■ What is asked
The records below must be copied in full; omit the images.

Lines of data
● ● ●

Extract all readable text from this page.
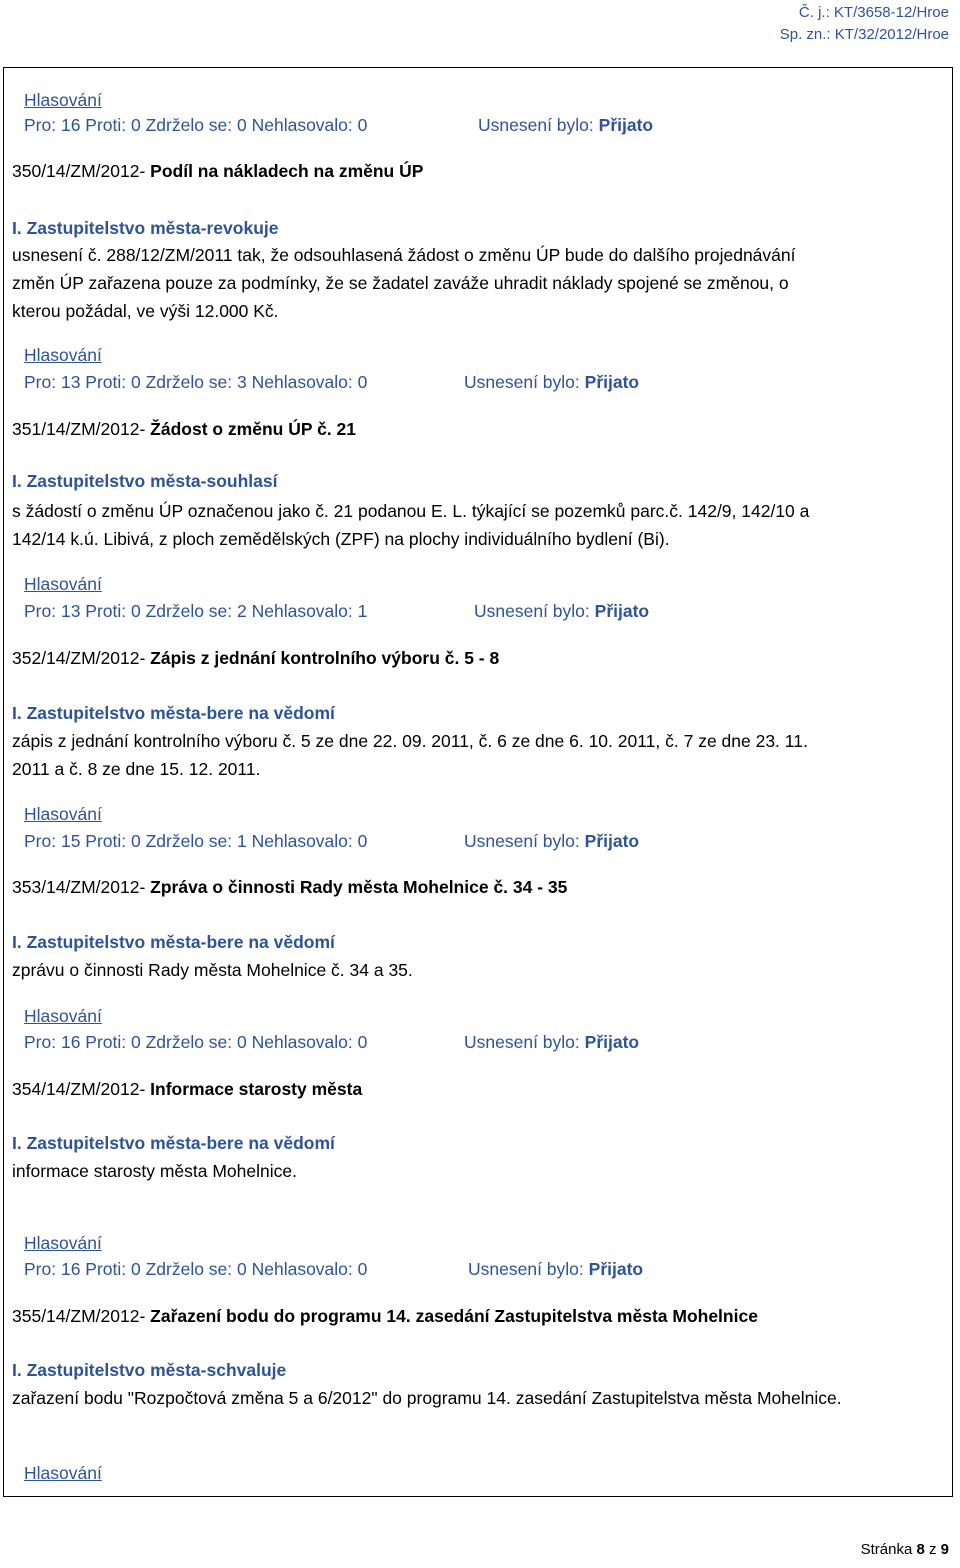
Č. j.: KT/3658-12/Hroe
Sp. zn.: KT/32/2012/Hroe
Hlasování
Pro: 16 Proti: 0 Zdrželo se: 0 Nehlasovalo: 0	Usnesení bylo: Přijato
350/14/ZM/2012- Podíl na nákladech na změnu ÚP
I. Zastupitelstvo města-revokuje
usnesení č. 288/12/ZM/2011 tak, že odsouhlasená žádost o změnu ÚP bude do dalšího projednávání
změn ÚP zařazena pouze za podmínky, že se žadatel zaváže uhradit náklady spojené se změnou, o
kterou požádal, ve výši 12.000 Kč.
Hlasování
Pro: 13 Proti: 0 Zdrželo se: 3 Nehlasovalo: 0	Usnesení bylo: Přijato
351/14/ZM/2012- Žádost o změnu ÚP č. 21
I. Zastupitelstvo města-souhlasí
s žádostí o změnu ÚP označenou jako č. 21 podanou E. L. týkající se pozemků parc.č. 142/9, 142/10 a
142/14 k.ú. Libivá, z ploch zemědělských (ZPF) na plochy individuálního bydlení (Bi).
Hlasování
Pro: 13 Proti: 0 Zdrželo se: 2 Nehlasovalo: 1	Usnesení bylo: Přijato
352/14/ZM/2012- Zápis z jednání kontrolního výboru č. 5 - 8
I. Zastupitelstvo města-bere na vědomí
zápis z jednání kontrolního výboru č. 5 ze dne 22. 09. 2011, č. 6 ze dne 6. 10. 2011, č. 7 ze dne 23. 11.
2011 a č. 8 ze dne 15. 12. 2011.
Hlasování
Pro: 15 Proti: 0 Zdrželo se: 1 Nehlasovalo: 0	Usnesení bylo: Přijato
353/14/ZM/2012- Zpráva o činnosti Rady města Mohelnice č. 34 - 35
I. Zastupitelstvo města-bere na vědomí
zprávu o činnosti Rady města Mohelnice č. 34 a 35.
Hlasování
Pro: 16 Proti: 0 Zdrželo se: 0 Nehlasovalo: 0	Usnesení bylo: Přijato
354/14/ZM/2012- Informace starosty města
I. Zastupitelstvo města-bere na vědomí
informace starosty města Mohelnice.
Hlasování
Pro: 16 Proti: 0 Zdrželo se: 0 Nehlasovalo: 0	Usnesení bylo: Přijato
355/14/ZM/2012- Zařazení bodu do programu 14. zasedání Zastupitelstva města Mohelnice
I. Zastupitelstvo města-schvaluje
zařazení bodu "Rozpočtová změna 5 a 6/2012" do programu 14. zasedání Zastupitelstva města Mohelnice.
Hlasování
Stránka 8 z 9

● ● ●

■ Exercise result
Extract all readable text from this page.
Č. j.: KT/3658-12/Hroe
Sp. zn.: KT/32/2012/Hroe
Hlasování
Pro: 16 Proti: 0 Zdrželo se: 0 Nehlasovalo: 0	Usnesení bylo: Přijato
350/14/ZM/2012- Podíl na nákladech na změnu ÚP
I. Zastupitelstvo města-revokuje
usnesení č. 288/12/ZM/2011 tak, že odsouhlasená žádost o změnu ÚP bude do dalšího projednávání
změn ÚP zařazena pouze za podmínky, že se žadatel zaváže uhradit náklady spojené se změnou, o
kterou požádal, ve výši 12.000 Kč.
Hlasování
Pro: 13 Proti: 0 Zdrželo se: 3 Nehlasovalo: 0	Usnesení bylo: Přijato
351/14/ZM/2012- Žádost o změnu ÚP č. 21
I. Zastupitelstvo města-souhlasí
s žádostí o změnu ÚP označenou jako č. 21 podanou E. L. týkající se pozemků parc.č. 142/9, 142/10 a
142/14 k.ú. Libivá, z ploch zemědělských (ZPF) na plochy individuálního bydlení (Bi).
Hlasování
Pro: 13 Proti: 0 Zdrželo se: 2 Nehlasovalo: 1	Usnesení bylo: Přijato
352/14/ZM/2012- Zápis z jednání kontrolního výboru č. 5 - 8
I. Zastupitelstvo města-bere na vědomí
zápis z jednání kontrolního výboru č. 5 ze dne 22. 09. 2011, č. 6 ze dne 6. 10. 2011, č. 7 ze dne 23. 11.
2011 a č. 8 ze dne 15. 12. 2011.
Hlasování
Pro: 15 Proti: 0 Zdrželo se: 1 Nehlasovalo: 0	Usnesení bylo: Přijato
353/14/ZM/2012- Zpráva o činnosti Rady města Mohelnice č. 34 - 35
I. Zastupitelstvo města-bere na vědomí
zprávu o činnosti Rady města Mohelnice č. 34 a 35.
Hlasování
Pro: 16 Proti: 0 Zdrželo se: 0 Nehlasovalo: 0	Usnesení bylo: Přijato
354/14/ZM/2012- Informace starosty města
I. Zastupitelstvo města-bere na vědomí
informace starosty města Mohelnice.
Hlasování
Pro: 16 Proti: 0 Zdrželo se: 0 Nehlasovalo: 0	Usnesení bylo: Přijato
355/14/ZM/2012- Zařazení bodu do programu 14. zasedání Zastupitelstva města Mohelnice
I. Zastupitelstvo města-schvaluje
zařazení bodu "Rozpočtová změna 5 a 6/2012" do programu 14. zasedání Zastupitelstva města Mohelnice.
Hlasování
Stránka 8 z 9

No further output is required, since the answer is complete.